### Your goal
Determine how many lines in these records hold "Países". Only the number is wanted.

Dataset entries on figures
** start **

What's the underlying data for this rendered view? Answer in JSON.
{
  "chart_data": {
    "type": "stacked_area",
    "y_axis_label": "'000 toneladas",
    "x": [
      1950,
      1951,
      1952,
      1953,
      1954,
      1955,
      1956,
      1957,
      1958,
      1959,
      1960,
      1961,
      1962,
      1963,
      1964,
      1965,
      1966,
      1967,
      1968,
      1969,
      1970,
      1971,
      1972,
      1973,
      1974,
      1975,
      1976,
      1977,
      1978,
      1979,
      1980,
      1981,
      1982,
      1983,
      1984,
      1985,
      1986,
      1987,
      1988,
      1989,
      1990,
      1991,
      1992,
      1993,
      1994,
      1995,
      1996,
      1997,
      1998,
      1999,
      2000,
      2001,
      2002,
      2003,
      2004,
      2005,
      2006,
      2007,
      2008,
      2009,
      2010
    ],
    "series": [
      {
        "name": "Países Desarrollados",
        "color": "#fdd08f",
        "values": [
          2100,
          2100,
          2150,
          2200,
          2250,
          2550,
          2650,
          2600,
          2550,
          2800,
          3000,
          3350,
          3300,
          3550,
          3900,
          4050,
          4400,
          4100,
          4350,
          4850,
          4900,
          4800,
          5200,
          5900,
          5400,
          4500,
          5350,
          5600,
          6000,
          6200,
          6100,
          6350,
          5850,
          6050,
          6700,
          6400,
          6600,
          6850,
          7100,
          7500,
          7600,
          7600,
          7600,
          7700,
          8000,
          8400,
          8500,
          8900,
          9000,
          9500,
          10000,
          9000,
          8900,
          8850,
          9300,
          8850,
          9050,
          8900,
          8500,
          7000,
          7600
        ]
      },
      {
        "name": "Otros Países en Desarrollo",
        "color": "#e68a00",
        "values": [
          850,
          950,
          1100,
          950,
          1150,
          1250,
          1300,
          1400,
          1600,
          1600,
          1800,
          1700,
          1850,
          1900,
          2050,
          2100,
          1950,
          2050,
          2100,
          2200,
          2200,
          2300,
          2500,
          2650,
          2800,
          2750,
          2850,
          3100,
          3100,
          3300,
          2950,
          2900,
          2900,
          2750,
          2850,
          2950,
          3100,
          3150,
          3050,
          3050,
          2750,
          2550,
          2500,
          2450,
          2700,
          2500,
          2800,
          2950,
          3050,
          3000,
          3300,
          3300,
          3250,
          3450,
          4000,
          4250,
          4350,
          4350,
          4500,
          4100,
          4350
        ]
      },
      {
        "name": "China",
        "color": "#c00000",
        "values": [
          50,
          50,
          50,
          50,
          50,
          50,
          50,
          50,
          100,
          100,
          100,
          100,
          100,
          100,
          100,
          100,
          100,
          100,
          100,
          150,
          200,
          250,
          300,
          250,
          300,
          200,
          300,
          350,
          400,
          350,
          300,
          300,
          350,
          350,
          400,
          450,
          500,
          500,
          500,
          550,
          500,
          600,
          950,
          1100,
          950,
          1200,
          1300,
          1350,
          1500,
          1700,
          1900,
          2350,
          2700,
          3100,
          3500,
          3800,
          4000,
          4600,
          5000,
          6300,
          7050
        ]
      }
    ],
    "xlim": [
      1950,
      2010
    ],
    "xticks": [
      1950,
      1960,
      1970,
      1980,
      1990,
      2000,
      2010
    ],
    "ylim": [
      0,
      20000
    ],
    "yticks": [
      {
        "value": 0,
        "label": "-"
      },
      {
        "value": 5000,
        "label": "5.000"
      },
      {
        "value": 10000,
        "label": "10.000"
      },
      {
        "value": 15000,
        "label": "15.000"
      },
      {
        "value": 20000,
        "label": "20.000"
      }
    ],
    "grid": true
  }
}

** end **

### Result of the task
2